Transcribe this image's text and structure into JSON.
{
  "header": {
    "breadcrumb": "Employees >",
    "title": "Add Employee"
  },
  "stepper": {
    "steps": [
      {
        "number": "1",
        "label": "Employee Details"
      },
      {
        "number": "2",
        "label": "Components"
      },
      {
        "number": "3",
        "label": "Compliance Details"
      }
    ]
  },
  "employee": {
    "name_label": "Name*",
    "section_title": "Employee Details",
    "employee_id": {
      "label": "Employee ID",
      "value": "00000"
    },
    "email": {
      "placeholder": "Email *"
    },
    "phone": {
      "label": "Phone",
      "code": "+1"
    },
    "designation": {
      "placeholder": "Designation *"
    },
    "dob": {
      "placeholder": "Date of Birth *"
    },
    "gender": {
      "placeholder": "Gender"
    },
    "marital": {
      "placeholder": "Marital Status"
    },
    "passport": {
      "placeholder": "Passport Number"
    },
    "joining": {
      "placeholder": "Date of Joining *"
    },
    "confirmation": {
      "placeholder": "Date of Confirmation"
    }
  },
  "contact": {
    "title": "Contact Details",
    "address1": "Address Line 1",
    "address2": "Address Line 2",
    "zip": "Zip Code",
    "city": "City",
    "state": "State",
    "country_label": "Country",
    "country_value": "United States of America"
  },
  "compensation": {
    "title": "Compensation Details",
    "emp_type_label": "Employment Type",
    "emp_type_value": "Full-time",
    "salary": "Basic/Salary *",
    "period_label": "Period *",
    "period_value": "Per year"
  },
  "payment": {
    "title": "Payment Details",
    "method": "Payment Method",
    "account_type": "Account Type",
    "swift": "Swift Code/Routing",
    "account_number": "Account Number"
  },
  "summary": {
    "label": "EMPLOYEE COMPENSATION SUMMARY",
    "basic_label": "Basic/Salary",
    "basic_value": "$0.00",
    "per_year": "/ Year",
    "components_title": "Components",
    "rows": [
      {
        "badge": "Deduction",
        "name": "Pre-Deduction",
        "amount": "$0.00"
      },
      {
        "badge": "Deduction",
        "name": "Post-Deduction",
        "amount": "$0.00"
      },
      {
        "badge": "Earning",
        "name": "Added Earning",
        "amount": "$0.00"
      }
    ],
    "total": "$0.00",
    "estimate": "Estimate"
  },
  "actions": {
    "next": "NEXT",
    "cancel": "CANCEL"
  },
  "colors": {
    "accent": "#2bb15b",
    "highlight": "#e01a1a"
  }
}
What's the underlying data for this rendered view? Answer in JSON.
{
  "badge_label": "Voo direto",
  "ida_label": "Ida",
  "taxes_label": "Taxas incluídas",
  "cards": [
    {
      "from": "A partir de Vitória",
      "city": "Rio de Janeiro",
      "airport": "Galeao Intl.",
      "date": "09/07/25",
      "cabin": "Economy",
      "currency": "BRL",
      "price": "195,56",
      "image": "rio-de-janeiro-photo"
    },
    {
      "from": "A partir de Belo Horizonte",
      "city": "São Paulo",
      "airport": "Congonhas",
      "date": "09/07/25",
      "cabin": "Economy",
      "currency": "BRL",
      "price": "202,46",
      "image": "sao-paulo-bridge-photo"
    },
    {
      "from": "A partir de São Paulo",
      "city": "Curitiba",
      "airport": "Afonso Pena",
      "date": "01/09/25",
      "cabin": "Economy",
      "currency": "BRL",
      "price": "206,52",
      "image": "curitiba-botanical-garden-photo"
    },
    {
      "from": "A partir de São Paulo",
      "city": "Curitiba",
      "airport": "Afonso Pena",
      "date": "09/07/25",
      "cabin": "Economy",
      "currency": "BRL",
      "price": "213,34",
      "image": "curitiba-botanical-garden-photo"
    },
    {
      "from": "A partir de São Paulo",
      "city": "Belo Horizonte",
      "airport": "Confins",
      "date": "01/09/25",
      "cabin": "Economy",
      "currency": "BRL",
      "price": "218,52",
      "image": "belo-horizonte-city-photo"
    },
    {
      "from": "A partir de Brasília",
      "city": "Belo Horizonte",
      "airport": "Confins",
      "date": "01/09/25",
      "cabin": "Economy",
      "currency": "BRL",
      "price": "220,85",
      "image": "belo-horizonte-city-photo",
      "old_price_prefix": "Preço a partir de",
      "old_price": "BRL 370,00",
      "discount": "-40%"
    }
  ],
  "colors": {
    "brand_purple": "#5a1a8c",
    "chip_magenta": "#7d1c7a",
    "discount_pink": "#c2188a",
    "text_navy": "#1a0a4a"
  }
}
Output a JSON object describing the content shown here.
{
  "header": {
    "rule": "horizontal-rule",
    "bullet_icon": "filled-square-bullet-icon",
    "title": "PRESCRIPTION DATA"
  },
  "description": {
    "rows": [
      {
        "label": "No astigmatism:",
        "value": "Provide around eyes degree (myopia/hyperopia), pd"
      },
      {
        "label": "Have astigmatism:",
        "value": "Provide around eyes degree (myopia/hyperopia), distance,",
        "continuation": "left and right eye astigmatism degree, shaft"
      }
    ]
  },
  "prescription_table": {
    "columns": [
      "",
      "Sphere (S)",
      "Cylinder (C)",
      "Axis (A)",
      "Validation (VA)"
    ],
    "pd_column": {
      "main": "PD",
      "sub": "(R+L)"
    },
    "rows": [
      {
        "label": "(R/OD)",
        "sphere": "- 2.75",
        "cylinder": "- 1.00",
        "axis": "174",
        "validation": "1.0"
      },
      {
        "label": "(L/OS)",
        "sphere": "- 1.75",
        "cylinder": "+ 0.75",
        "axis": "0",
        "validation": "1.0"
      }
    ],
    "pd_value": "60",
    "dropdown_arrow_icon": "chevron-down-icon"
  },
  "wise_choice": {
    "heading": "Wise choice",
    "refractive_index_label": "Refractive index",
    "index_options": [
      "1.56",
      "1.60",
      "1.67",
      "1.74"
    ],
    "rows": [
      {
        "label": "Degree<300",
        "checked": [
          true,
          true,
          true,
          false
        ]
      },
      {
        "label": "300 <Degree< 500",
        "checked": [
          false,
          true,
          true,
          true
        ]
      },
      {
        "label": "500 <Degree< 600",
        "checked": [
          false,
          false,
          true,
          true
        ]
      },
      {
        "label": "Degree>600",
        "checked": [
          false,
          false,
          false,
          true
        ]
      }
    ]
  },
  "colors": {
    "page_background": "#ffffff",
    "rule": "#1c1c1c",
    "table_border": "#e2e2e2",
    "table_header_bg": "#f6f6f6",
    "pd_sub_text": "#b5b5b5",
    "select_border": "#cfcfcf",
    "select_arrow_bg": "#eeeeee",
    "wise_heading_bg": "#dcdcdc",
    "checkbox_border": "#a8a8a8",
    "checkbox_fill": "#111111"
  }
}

+-------+

■ Short task
Reproduce every line of the listing above in which the string "Deduction" appears.

■ Task solution
        "badge": "Deduction",
        "name": "Pre-Deduction",
        "badge": "Deduction",
        "name": "Post-Deduction",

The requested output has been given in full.